** start of Working data **

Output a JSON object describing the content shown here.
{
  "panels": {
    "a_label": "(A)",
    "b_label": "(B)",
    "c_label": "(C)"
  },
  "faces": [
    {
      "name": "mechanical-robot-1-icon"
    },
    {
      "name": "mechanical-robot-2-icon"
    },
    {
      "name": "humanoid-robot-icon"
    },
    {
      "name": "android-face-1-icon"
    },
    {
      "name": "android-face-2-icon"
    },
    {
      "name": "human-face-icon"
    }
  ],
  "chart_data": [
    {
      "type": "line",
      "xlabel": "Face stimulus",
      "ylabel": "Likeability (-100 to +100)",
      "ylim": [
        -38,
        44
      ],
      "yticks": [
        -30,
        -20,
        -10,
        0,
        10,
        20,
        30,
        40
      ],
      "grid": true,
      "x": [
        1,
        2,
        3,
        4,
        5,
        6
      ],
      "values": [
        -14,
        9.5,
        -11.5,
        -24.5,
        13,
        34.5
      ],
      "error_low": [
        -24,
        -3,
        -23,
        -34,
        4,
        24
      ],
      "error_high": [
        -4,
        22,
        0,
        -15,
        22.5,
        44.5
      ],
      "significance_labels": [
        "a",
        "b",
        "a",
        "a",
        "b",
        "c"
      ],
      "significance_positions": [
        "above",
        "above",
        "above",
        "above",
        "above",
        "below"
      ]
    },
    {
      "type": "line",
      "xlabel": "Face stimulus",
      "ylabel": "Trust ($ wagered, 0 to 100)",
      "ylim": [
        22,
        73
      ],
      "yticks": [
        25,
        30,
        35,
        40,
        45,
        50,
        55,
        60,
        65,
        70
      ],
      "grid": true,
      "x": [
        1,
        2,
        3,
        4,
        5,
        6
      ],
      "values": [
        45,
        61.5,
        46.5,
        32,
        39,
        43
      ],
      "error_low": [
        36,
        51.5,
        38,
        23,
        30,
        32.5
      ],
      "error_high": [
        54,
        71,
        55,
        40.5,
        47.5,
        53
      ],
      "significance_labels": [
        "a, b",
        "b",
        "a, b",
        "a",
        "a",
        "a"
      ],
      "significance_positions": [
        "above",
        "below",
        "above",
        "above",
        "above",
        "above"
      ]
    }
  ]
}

** end of Working data **

What you have to do:
Copy down the whole of the data above, matching it exactly.

Expected answer:
Output a JSON object describing the content shown here.
{
  "panels": {
    "a_label": "(A)",
    "b_label": "(B)",
    "c_label": "(C)"
  },
  "faces": [
    {
      "name": "mechanical-robot-1-icon"
    },
    {
      "name": "mechanical-robot-2-icon"
    },
    {
      "name": "humanoid-robot-icon"
    },
    {
      "name": "android-face-1-icon"
    },
    {
      "name": "android-face-2-icon"
    },
    {
      "name": "human-face-icon"
    }
  ],
  "chart_data": [
    {
      "type": "line",
      "xlabel": "Face stimulus",
      "ylabel": "Likeability (-100 to +100)",
      "ylim": [
        -38,
        44
      ],
      "yticks": [
        -30,
        -20,
        -10,
        0,
        10,
        20,
        30,
        40
      ],
      "grid": true,
      "x": [
        1,
        2,
        3,
        4,
        5,
        6
      ],
      "values": [
        -14,
        9.5,
        -11.5,
        -24.5,
        13,
        34.5
      ],
      "error_low": [
        -24,
        -3,
        -23,
        -34,
        4,
        24
      ],
      "error_high": [
        -4,
        22,
        0,
        -15,
        22.5,
        44.5
      ],
      "significance_labels": [
        "a",
        "b",
        "a",
        "a",
        "b",
        "c"
      ],
      "significance_positions": [
        "above",
        "above",
        "above",
        "above",
        "above",
        "below"
      ]
    },
    {
      "type": "line",
      "xlabel": "Face stimulus",
      "ylabel": "Trust ($ wagered, 0 to 100)",
      "ylim": [
        22,
        73
      ],
      "yticks": [
        25,
        30,
        35,
        40,
        45,
        50,
        55,
        60,
        65,
        70
      ],
      "grid": true,
      "x": [
        1,
        2,
        3,
        4,
        5,
        6
      ],
      "values": [
        45,
        61.5,
        46.5,
        32,
        39,
        43
      ],
      "error_low": [
        36,
        51.5,
        38,
        23,
        30,
        32.5
      ],
      "error_high": [
        54,
        71,
        55,
        40.5,
        47.5,
        53
      ],
      "significance_labels": [
        "a, b",
        "b",
        "a, b",
        "a",
        "a",
        "a"
      ],
      "significance_positions": [
        "above",
        "below",
        "above",
        "above",
        "above",
        "above"
      ]
    }
  ]
}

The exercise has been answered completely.